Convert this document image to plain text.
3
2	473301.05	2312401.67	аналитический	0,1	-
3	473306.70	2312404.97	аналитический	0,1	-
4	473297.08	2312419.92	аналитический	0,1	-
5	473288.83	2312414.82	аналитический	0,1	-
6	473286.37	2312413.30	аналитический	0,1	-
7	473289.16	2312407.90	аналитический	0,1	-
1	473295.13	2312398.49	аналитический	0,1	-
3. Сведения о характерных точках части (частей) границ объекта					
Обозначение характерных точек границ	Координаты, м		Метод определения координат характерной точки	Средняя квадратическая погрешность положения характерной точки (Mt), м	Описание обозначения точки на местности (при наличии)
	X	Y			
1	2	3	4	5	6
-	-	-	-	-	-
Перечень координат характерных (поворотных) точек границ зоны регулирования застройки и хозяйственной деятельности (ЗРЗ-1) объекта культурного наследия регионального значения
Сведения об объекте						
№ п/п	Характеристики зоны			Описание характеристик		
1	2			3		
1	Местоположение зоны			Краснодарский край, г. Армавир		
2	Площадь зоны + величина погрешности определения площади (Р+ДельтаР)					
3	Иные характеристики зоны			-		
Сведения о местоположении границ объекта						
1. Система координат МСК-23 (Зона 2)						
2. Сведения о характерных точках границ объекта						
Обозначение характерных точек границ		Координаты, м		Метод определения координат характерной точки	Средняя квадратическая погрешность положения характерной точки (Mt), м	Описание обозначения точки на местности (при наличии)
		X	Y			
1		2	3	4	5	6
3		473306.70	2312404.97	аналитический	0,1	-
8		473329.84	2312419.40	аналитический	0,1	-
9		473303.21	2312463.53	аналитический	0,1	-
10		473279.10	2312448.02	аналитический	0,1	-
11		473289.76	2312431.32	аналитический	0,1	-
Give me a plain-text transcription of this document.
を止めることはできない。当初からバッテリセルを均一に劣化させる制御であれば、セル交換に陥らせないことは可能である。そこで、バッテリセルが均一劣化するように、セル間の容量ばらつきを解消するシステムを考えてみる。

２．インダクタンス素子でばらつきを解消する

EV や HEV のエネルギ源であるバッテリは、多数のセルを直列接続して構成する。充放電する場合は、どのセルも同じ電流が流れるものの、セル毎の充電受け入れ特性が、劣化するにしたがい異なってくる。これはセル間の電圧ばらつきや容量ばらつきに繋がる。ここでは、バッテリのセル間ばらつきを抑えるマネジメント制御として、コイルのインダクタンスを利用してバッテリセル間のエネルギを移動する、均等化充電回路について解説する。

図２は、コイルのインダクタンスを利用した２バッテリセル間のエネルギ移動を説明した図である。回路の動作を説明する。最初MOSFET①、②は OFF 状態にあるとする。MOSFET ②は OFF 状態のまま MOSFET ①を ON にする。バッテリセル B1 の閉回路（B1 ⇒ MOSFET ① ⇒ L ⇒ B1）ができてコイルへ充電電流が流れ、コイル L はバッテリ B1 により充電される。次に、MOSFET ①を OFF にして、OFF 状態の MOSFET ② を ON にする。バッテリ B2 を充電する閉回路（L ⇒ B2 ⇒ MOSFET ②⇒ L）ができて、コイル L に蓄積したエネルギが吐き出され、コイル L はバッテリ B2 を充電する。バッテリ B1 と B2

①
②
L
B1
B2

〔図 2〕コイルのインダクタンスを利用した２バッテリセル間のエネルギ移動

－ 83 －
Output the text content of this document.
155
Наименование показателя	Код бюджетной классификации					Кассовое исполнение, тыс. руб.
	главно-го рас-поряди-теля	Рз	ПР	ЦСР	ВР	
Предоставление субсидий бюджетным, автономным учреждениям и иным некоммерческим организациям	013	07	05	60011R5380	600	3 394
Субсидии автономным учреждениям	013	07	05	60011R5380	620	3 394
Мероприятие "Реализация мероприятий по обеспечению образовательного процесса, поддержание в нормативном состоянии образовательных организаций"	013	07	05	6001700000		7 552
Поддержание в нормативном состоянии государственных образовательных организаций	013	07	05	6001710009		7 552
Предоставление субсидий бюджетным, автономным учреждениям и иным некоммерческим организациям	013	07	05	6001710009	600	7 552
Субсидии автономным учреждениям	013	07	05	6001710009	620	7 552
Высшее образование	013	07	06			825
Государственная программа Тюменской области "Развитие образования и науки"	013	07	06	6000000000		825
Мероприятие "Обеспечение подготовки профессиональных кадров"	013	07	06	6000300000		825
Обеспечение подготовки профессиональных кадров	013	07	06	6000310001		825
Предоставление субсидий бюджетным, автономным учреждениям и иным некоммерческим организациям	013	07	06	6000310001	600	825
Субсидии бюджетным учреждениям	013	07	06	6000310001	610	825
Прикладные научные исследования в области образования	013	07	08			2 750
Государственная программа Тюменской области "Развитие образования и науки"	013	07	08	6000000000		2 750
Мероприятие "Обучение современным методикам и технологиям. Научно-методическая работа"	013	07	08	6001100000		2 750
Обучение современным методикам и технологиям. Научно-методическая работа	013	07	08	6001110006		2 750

:: EXERCISE ::
Go through the records and gather the lines that hold "Предоставление".

:: SOLUTION TO THE PROBLEM ::
Предоставление субсидий бюджетным, автономным учреждениям и иным некоммерческим организациям	013	07	05	60011R5380	600	3 394
Предоставление субсидий бюджетным, автономным учреждениям и иным некоммерческим организациям	013	07	05	6001710009	600	7 552
Предоставление субсидий бюджетным, автономным учреждениям и иным некоммерческим организациям	013	07	06	6000310001	600	825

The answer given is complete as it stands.